TASK GOAL
Seek out every line containing the word "name", and copy each.

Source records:

******************************

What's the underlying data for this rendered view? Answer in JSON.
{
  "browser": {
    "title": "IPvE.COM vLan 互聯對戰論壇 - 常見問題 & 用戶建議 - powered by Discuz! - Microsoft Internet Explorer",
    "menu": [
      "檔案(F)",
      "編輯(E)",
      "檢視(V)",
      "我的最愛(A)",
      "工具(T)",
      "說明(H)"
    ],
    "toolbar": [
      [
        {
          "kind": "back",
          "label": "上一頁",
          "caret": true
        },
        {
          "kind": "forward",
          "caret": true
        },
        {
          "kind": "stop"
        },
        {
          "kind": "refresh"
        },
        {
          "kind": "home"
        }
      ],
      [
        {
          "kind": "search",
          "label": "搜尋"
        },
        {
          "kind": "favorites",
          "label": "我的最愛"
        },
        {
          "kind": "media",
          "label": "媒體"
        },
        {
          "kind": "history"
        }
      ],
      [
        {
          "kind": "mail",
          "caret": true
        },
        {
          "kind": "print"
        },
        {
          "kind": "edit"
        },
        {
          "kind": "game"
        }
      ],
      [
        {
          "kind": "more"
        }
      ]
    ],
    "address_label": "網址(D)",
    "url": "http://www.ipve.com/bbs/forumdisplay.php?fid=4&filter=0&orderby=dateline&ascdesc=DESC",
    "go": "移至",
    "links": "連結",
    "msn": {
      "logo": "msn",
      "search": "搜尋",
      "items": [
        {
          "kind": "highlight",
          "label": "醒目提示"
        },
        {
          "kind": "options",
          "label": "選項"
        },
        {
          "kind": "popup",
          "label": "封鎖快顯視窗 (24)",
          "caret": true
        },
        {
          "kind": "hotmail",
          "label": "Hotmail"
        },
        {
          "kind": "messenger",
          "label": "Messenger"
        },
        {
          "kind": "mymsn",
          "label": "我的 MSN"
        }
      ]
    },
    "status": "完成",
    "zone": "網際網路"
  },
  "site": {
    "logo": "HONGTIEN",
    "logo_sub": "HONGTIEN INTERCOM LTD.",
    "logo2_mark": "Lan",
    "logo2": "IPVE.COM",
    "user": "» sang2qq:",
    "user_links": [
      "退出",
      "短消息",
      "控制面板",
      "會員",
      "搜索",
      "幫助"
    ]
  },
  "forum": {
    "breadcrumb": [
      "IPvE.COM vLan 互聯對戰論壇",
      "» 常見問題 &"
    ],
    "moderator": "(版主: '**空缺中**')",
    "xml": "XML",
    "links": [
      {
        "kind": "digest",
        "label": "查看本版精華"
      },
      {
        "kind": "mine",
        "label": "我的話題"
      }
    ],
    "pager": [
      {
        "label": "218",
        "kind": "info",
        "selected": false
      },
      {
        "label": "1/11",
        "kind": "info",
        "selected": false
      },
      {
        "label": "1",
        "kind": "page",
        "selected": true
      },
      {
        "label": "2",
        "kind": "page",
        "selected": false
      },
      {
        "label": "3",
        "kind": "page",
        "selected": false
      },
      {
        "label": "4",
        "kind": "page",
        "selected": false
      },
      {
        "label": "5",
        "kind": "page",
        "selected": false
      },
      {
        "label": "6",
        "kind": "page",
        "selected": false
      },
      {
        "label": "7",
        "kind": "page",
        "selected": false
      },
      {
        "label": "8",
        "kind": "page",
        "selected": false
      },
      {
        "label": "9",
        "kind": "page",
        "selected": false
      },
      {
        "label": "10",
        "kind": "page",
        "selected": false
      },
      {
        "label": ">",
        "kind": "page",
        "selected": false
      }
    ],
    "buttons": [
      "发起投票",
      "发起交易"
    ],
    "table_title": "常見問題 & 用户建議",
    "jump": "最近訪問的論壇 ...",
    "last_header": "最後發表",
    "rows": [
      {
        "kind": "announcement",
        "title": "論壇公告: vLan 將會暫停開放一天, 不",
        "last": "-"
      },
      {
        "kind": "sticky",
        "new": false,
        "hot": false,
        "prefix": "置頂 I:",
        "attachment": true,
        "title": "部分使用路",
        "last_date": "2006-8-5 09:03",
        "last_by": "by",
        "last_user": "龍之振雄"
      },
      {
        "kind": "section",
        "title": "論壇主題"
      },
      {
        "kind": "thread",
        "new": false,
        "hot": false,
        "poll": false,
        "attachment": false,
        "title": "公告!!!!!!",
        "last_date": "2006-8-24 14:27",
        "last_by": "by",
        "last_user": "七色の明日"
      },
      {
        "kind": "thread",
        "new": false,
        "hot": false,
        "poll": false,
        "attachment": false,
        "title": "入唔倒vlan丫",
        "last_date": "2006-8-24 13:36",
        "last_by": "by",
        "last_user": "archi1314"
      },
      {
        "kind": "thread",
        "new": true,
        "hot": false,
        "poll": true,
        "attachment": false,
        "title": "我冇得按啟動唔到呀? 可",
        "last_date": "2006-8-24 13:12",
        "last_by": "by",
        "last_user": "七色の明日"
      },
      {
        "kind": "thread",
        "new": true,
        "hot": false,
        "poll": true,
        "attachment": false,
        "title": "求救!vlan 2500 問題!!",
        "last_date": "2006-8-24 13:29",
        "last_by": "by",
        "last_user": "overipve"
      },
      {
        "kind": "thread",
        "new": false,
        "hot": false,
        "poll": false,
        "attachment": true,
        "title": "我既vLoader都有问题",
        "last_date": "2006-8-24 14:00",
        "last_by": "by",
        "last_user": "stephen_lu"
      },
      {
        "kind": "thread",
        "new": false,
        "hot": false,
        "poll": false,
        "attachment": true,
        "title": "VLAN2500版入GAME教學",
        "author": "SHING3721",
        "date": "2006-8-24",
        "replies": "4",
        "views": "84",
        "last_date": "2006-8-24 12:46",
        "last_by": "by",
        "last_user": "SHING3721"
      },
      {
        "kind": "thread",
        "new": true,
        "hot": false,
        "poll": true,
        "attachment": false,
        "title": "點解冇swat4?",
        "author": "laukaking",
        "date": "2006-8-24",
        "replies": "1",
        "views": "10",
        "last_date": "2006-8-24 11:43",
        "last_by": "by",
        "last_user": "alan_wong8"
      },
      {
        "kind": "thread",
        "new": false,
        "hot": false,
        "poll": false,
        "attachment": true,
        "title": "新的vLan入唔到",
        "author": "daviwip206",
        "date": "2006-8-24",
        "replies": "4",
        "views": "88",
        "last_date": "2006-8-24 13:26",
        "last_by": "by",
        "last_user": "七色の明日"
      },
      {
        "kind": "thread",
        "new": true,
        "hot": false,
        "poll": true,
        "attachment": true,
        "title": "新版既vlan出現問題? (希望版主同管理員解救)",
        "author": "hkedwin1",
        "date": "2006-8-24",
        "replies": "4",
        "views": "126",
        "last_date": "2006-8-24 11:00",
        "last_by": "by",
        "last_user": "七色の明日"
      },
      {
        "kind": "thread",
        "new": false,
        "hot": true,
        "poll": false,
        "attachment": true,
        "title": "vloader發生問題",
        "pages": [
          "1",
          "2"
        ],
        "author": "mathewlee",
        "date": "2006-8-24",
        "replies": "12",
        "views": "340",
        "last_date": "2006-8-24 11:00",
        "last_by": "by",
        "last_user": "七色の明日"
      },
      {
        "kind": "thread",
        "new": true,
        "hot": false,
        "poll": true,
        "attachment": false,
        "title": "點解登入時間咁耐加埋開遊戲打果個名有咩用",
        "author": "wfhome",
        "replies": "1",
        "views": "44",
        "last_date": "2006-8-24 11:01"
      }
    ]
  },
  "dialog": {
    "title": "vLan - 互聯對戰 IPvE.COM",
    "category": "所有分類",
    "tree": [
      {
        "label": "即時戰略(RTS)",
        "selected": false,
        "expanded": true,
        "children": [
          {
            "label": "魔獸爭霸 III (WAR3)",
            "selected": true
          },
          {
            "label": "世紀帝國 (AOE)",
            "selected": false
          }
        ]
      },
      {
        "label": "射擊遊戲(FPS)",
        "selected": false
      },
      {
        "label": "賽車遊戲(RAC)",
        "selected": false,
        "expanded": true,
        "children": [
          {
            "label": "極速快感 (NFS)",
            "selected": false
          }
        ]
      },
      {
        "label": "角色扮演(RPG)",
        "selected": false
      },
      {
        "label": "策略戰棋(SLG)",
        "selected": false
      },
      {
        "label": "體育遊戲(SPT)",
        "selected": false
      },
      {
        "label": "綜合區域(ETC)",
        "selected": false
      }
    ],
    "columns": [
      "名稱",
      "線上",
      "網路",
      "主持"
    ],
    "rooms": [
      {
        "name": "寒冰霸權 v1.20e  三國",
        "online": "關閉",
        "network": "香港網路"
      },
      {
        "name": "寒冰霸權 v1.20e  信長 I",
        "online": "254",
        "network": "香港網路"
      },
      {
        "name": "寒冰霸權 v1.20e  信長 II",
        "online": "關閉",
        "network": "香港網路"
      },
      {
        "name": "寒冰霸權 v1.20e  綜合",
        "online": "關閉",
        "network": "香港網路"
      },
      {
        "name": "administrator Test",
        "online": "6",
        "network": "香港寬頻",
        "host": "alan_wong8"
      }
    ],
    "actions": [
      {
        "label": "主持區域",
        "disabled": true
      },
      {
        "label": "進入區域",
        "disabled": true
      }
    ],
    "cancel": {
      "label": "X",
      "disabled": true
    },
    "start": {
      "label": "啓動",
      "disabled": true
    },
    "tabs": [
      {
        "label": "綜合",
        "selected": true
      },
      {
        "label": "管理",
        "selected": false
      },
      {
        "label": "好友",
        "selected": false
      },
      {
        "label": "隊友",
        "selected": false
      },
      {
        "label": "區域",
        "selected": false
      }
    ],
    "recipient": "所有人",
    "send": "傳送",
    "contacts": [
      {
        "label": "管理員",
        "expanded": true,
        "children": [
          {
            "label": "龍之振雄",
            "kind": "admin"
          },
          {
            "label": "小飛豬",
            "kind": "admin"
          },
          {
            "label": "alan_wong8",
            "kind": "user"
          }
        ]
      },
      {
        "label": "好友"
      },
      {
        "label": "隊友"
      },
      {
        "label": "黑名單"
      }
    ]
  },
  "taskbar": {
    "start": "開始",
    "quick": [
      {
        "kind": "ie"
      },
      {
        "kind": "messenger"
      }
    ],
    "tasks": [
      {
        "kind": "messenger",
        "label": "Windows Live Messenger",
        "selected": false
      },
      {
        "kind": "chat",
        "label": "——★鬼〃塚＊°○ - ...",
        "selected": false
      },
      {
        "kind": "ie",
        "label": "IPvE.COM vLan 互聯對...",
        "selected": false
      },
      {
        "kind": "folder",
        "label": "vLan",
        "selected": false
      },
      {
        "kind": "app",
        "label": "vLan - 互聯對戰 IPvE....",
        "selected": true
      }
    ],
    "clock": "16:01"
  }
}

******************************

OUTPUT OF THE TASK
        "name": "寒冰霸權 v1.20e  三國",
        "name": "寒冰霸權 v1.20e  信長 I",
        "name": "寒冰霸權 v1.20e  信長 II",
        "name": "寒冰霸權 v1.20e  綜合",
        "name": "administrator Test",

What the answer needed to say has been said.